*PROBLEM TO SOLVE*:
Copy all lines holding the word "同比增长" from the entries.

*THE RECORDS*:
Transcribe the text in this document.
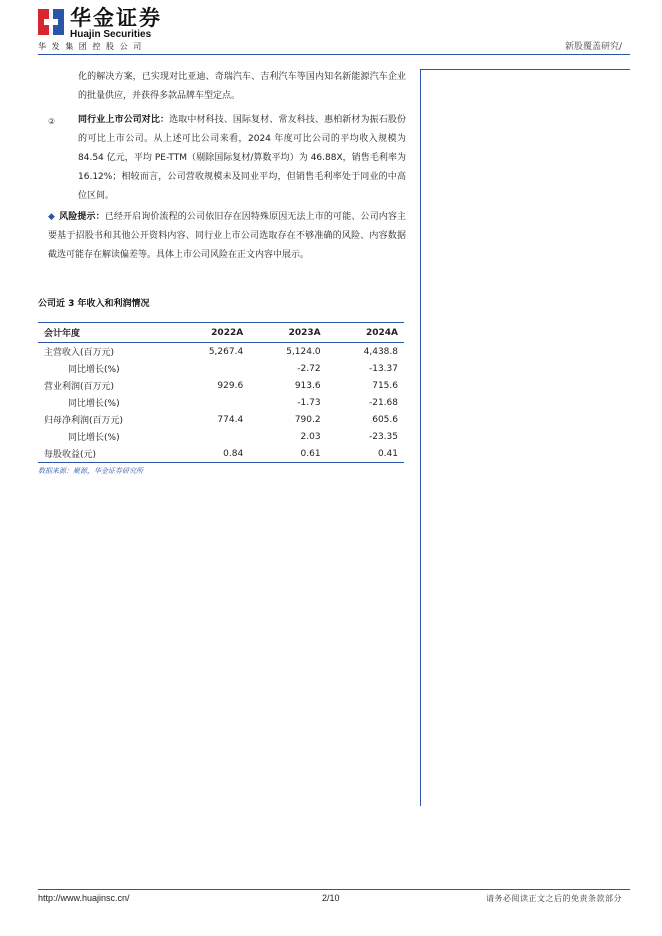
华金证券
Huajin Securities
华发集团控股公司	新股覆盖研究/
化的解决方案，已实现对比亚迪、奇瑞汽车、吉利汽车等国内知名新能源汽车企业的批量供应，并获得多款品牌车型定点。
②	同行业上市公司对比：选取中材科技、国际复材、常友科技、惠柏新材为振石股份的可比上市公司。从上述可比公司来看，2024 年度可比公司的平均收入规模为 84.54 亿元，平均 PE-TTM（剔除国际复材/算数平均）为 46.88X，销售毛利率为 16.12%；相较而言，公司营收规模未及同业平均，但销售毛利率处于同业的中高位区间。
◆ 风险提示：已经开启询价流程的公司依旧存在因特殊原因无法上市的可能、公司内容主要基于招股书和其他公开资料内容、同行业上市公司选取存在不够准确的风险、内容数据截选可能存在解读偏差等。具体上市公司风险在正文内容中展示。
公司近 3 年收入和利润情况
会计年度	2022A	2023A	2024A
主营收入(百万元)	5,267.4	5,124.0	4,438.8
同比增长(%)		-2.72	-13.37
营业利润(百万元)	929.6	913.6	715.6
同比增长(%)		-1.73	-21.68
归母净利润(百万元)	774.4	790.2	605.6
同比增长(%)		2.03	-23.35
每股收益(元)	0.84	0.61	0.41
数据来源：聚源，华金证券研究所
http://www.huajinsc.cn/	2/10	请务必阅读正文之后的免责条款部分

*SOLUTION TO THIS TASK*:
同比增长(%)		-2.72	-13.37
同比增长(%)		-1.73	-21.68
同比增长(%)		2.03	-23.35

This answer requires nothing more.